* _Problem to work on_:
All entries must be extracted exactly, with nothing added or dropped.

◇ ◇ ◇

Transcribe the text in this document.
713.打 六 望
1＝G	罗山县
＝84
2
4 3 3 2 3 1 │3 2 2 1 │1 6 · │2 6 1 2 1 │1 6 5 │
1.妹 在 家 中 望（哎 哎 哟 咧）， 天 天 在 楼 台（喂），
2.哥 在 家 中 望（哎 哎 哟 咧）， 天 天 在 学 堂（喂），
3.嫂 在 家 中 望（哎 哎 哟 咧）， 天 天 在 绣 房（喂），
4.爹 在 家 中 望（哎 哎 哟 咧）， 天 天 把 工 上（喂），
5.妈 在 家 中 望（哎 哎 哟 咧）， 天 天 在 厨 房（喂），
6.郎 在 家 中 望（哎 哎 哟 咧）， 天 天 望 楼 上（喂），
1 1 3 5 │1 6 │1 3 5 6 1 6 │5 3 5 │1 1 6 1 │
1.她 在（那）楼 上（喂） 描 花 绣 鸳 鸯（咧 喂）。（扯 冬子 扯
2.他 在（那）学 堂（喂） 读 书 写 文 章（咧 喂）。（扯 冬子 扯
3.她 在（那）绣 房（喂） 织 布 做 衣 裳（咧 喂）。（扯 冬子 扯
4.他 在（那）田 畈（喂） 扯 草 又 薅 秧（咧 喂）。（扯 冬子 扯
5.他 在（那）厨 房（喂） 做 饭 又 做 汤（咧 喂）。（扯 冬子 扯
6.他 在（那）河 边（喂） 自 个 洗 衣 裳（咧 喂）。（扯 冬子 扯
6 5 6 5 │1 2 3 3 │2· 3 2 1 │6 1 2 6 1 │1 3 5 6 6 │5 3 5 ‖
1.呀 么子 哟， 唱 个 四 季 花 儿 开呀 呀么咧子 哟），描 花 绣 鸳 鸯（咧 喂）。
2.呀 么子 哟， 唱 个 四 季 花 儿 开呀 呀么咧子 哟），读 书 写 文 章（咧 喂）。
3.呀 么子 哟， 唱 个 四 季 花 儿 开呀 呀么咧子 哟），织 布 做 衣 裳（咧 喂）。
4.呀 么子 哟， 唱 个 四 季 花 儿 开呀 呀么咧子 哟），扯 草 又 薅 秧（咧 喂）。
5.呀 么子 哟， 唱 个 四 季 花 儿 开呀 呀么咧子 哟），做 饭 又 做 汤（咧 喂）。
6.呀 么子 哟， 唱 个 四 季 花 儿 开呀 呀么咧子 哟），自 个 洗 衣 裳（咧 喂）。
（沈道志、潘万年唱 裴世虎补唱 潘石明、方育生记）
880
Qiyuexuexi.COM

◇ ◇ ◇

* _Written answer_:
Transcribe the text in this document.
713.打 六 望
1＝G	罗山县
＝84
2
4 3 3 2 3 1 │3 2 2 1 │1 6 · │2 6 1 2 1 │1 6 5 │
1.妹 在 家 中 望（哎 哎 哟 咧）， 天 天 在 楼 台（喂），
2.哥 在 家 中 望（哎 哎 哟 咧）， 天 天 在 学 堂（喂），
3.嫂 在 家 中 望（哎 哎 哟 咧）， 天 天 在 绣 房（喂），
4.爹 在 家 中 望（哎 哎 哟 咧）， 天 天 把 工 上（喂），
5.妈 在 家 中 望（哎 哎 哟 咧）， 天 天 在 厨 房（喂），
6.郎 在 家 中 望（哎 哎 哟 咧）， 天 天 望 楼 上（喂），
1 1 3 5 │1 6 │1 3 5 6 1 6 │5 3 5 │1 1 6 1 │
1.她 在（那）楼 上（喂） 描 花 绣 鸳 鸯（咧 喂）。（扯 冬子 扯
2.他 在（那）学 堂（喂） 读 书 写 文 章（咧 喂）。（扯 冬子 扯
3.她 在（那）绣 房（喂） 织 布 做 衣 裳（咧 喂）。（扯 冬子 扯
4.他 在（那）田 畈（喂） 扯 草 又 薅 秧（咧 喂）。（扯 冬子 扯
5.他 在（那）厨 房（喂） 做 饭 又 做 汤（咧 喂）。（扯 冬子 扯
6.他 在（那）河 边（喂） 自 个 洗 衣 裳（咧 喂）。（扯 冬子 扯
6 5 6 5 │1 2 3 3 │2· 3 2 1 │6 1 2 6 1 │1 3 5 6 6 │5 3 5 ‖
1.呀 么子 哟， 唱 个 四 季 花 儿 开呀 呀么咧子 哟），描 花 绣 鸳 鸯（咧 喂）。
2.呀 么子 哟， 唱 个 四 季 花 儿 开呀 呀么咧子 哟），读 书 写 文 章（咧 喂）。
3.呀 么子 哟， 唱 个 四 季 花 儿 开呀 呀么咧子 哟），织 布 做 衣 裳（咧 喂）。
4.呀 么子 哟， 唱 个 四 季 花 儿 开呀 呀么咧子 哟），扯 草 又 薅 秧（咧 喂）。
5.呀 么子 哟， 唱 个 四 季 花 儿 开呀 呀么咧子 哟），做 饭 又 做 汤（咧 喂）。
6.呀 么子 哟， 唱 个 四 季 花 儿 开呀 呀么咧子 哟），自 个 洗 衣 裳（咧 喂）。
（沈道志、潘万年唱 裴世虎补唱 潘石明、方育生记）
880
Qiyuexuexi.COM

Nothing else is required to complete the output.